[To do]
In the material below, the lines containing the word "this" are required; copy each of them.

[Data shown]
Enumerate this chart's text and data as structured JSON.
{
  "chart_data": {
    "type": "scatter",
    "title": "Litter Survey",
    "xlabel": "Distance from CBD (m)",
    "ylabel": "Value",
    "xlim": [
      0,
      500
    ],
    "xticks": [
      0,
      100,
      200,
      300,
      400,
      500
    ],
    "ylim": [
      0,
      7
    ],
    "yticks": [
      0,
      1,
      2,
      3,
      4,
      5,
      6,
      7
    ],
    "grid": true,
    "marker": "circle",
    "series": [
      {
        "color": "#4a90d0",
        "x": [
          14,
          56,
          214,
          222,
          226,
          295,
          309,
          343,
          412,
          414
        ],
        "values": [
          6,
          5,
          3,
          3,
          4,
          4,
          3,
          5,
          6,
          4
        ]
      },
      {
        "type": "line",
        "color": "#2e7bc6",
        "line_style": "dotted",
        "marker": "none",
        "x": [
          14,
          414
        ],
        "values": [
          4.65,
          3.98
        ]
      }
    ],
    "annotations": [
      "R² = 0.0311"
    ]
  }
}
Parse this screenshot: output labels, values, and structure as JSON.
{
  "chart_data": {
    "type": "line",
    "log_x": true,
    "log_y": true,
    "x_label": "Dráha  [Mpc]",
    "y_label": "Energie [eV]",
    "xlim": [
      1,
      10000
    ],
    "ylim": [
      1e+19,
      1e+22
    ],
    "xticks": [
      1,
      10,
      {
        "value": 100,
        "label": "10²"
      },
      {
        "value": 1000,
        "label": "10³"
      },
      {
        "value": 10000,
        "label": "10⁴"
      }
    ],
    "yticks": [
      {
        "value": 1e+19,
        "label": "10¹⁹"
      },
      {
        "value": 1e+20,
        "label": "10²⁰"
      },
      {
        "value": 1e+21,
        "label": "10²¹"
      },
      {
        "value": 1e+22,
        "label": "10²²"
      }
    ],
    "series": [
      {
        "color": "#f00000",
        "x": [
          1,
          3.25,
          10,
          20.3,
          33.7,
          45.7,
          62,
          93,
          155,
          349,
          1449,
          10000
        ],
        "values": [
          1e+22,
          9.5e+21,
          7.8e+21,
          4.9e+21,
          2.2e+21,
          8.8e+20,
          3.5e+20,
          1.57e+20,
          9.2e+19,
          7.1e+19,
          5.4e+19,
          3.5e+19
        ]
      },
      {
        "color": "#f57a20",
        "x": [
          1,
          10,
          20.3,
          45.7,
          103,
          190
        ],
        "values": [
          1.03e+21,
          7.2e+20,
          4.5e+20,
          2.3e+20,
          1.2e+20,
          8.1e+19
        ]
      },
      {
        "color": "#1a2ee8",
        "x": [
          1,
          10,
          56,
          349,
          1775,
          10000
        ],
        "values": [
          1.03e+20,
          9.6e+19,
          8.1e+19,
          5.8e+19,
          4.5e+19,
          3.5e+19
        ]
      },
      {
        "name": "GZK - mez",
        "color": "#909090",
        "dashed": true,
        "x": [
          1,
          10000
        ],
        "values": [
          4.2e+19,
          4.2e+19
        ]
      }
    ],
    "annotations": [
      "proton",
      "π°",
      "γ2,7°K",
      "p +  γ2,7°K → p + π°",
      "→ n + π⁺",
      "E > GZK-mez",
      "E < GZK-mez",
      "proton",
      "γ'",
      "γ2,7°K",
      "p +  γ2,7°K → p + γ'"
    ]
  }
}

[Worked answer]
Enumerate this chart's text and data as structured JSON.
Parse this screenshot: output labels, values, and structure as JSON.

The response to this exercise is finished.